> DATA ROWS
^^^^^^^^

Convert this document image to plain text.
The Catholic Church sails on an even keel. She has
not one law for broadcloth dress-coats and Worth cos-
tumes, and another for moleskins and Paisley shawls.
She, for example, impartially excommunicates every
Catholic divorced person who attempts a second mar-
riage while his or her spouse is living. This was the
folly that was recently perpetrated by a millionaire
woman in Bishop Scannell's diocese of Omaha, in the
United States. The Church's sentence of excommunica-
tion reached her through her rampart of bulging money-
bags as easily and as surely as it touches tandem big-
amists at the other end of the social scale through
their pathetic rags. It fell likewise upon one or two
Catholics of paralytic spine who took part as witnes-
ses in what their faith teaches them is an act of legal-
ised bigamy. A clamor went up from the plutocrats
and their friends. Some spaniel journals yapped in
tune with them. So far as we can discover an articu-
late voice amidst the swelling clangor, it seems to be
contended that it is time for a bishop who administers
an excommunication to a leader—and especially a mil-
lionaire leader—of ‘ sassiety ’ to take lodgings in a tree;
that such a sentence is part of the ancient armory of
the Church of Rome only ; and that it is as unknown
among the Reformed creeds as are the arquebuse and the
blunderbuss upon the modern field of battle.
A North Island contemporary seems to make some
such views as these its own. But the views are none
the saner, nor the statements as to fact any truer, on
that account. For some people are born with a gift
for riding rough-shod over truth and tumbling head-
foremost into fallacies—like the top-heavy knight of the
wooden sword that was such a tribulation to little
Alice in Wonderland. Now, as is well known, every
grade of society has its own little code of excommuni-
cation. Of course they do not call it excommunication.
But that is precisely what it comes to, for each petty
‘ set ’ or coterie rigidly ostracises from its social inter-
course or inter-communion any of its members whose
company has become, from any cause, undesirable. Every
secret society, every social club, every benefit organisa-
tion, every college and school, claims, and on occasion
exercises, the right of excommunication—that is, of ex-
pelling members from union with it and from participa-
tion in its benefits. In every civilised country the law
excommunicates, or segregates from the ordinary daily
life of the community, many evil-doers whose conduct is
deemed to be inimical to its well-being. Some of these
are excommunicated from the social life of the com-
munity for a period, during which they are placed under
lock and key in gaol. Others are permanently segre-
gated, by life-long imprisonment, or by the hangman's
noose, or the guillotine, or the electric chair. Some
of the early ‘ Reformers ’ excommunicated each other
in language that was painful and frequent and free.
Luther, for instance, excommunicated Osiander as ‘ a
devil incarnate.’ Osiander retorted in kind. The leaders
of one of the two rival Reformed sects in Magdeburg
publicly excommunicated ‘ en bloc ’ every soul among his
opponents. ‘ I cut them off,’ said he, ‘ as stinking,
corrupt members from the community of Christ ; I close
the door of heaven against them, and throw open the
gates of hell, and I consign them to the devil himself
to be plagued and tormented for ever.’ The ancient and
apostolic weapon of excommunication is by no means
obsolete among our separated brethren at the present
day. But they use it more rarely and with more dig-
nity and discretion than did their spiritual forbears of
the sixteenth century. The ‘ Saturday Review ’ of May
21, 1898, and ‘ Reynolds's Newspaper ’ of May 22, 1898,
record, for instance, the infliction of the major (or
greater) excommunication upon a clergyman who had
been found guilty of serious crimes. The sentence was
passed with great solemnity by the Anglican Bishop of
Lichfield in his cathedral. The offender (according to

^^^^^^^^

Each line that has the word "their" counts once. How many such lines are in the data? Give the number alone.

> OUTPUT BELOW
4